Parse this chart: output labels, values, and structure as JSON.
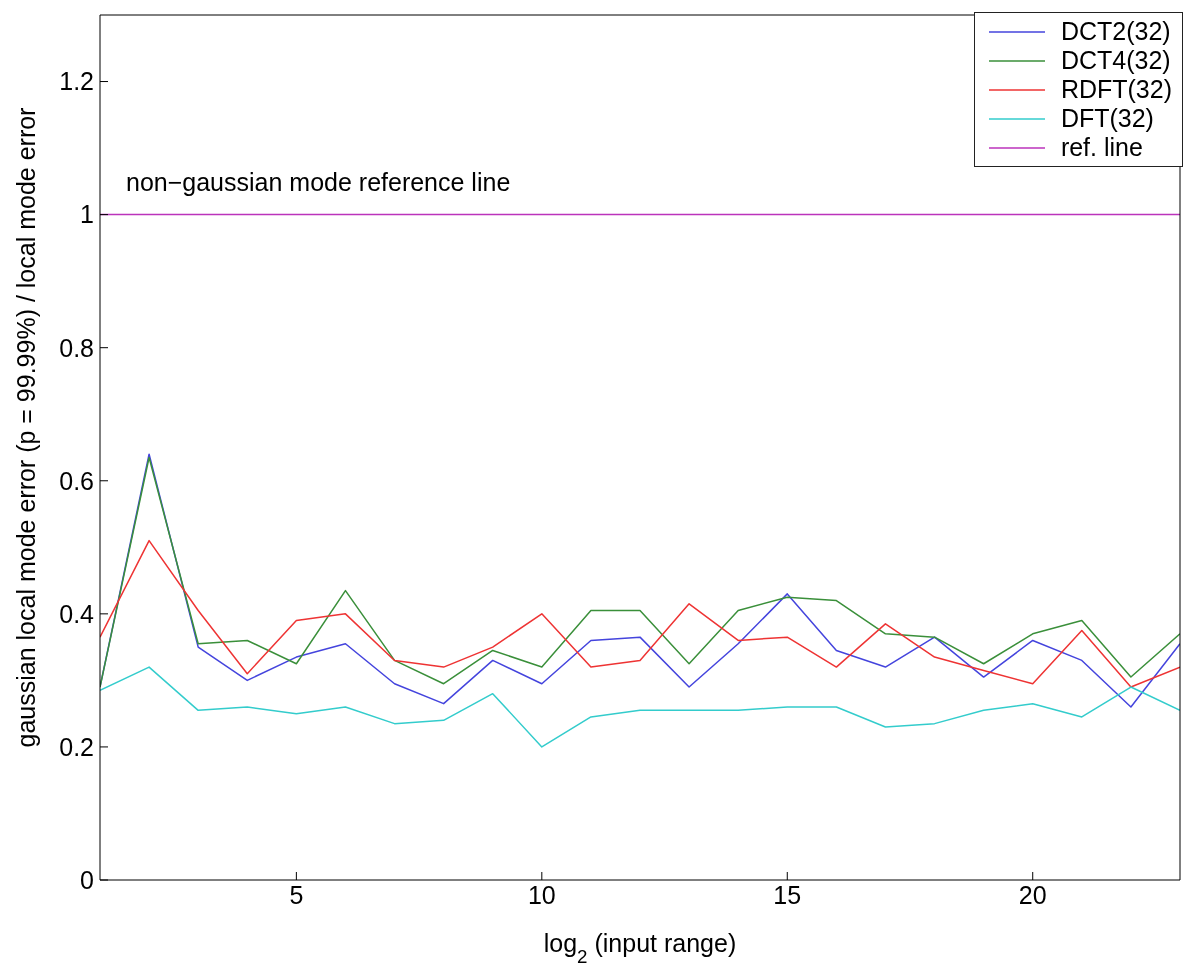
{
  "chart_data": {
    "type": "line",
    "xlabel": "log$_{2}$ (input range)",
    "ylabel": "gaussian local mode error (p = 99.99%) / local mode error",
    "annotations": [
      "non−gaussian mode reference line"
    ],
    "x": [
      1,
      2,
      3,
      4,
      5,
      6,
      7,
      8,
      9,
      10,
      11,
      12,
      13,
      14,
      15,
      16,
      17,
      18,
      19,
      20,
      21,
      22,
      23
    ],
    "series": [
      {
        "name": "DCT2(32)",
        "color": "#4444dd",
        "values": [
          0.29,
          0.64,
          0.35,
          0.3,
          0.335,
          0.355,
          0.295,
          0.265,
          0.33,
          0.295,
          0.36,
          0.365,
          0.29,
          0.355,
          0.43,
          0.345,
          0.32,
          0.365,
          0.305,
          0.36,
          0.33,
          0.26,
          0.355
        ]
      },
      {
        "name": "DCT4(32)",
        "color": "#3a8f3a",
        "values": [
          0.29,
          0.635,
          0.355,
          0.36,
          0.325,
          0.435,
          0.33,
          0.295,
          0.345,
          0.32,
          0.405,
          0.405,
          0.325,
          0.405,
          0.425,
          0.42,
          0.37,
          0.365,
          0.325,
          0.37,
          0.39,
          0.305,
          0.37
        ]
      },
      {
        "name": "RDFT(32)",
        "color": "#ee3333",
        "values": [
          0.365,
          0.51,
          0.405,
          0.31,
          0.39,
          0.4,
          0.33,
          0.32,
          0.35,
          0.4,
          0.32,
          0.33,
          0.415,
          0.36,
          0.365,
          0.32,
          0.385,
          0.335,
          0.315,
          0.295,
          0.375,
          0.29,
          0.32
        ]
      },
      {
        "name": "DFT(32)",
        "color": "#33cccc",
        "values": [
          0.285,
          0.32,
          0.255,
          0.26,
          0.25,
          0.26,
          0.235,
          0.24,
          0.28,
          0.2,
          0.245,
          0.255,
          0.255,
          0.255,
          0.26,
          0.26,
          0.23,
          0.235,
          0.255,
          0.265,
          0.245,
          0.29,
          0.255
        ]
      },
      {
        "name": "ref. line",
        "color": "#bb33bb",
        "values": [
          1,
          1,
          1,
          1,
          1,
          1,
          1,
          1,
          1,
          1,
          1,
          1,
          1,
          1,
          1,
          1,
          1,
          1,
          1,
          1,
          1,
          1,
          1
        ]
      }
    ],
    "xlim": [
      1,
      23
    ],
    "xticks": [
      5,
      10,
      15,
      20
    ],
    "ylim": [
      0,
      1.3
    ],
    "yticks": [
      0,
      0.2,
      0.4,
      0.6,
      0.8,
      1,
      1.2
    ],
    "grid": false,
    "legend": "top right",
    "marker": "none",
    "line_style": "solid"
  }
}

::::::::

Give back every line exactly as it stands, pictures excluded.

Parse this chart: output labels, values, and structure as JSON.
{
  "chart_data": {
    "type": "line",
    "xlabel": "log$_{2}$ (input range)",
    "ylabel": "gaussian local mode error (p = 99.99%) / local mode error",
    "annotations": [
      "non−gaussian mode reference line"
    ],
    "x": [
      1,
      2,
      3,
      4,
      5,
      6,
      7,
      8,
      9,
      10,
      11,
      12,
      13,
      14,
      15,
      16,
      17,
      18,
      19,
      20,
      21,
      22,
      23
    ],
    "series": [
      {
        "name": "DCT2(32)",
        "color": "#4444dd",
        "values": [
          0.29,
          0.64,
          0.35,
          0.3,
          0.335,
          0.355,
          0.295,
          0.265,
          0.33,
          0.295,
          0.36,
          0.365,
          0.29,
          0.355,
          0.43,
          0.345,
          0.32,
          0.365,
          0.305,
          0.36,
          0.33,
          0.26,
          0.355
        ]
      },
      {
        "name": "DCT4(32)",
        "color": "#3a8f3a",
        "values": [
          0.29,
          0.635,
          0.355,
          0.36,
          0.325,
          0.435,
          0.33,
          0.295,
          0.345,
          0.32,
          0.405,
          0.405,
          0.325,
          0.405,
          0.425,
          0.42,
          0.37,
          0.365,
          0.325,
          0.37,
          0.39,
          0.305,
          0.37
        ]
      },
      {
        "name": "RDFT(32)",
        "color": "#ee3333",
        "values": [
          0.365,
          0.51,
          0.405,
          0.31,
          0.39,
          0.4,
          0.33,
          0.32,
          0.35,
          0.4,
          0.32,
          0.33,
          0.415,
          0.36,
          0.365,
          0.32,
          0.385,
          0.335,
          0.315,
          0.295,
          0.375,
          0.29,
          0.32
        ]
      },
      {
        "name": "DFT(32)",
        "color": "#33cccc",
        "values": [
          0.285,
          0.32,
          0.255,
          0.26,
          0.25,
          0.26,
          0.235,
          0.24,
          0.28,
          0.2,
          0.245,
          0.255,
          0.255,
          0.255,
          0.26,
          0.26,
          0.23,
          0.235,
          0.255,
          0.265,
          0.245,
          0.29,
          0.255
        ]
      },
      {
        "name": "ref. line",
        "color": "#bb33bb",
        "values": [
          1,
          1,
          1,
          1,
          1,
          1,
          1,
          1,
          1,
          1,
          1,
          1,
          1,
          1,
          1,
          1,
          1,
          1,
          1,
          1,
          1,
          1,
          1
        ]
      }
    ],
    "xlim": [
      1,
      23
    ],
    "xticks": [
      5,
      10,
      15,
      20
    ],
    "ylim": [
      0,
      1.3
    ],
    "yticks": [
      0,
      0.2,
      0.4,
      0.6,
      0.8,
      1,
      1.2
    ],
    "grid": false,
    "legend": "top right",
    "marker": "none",
    "line_style": "solid"
  }
}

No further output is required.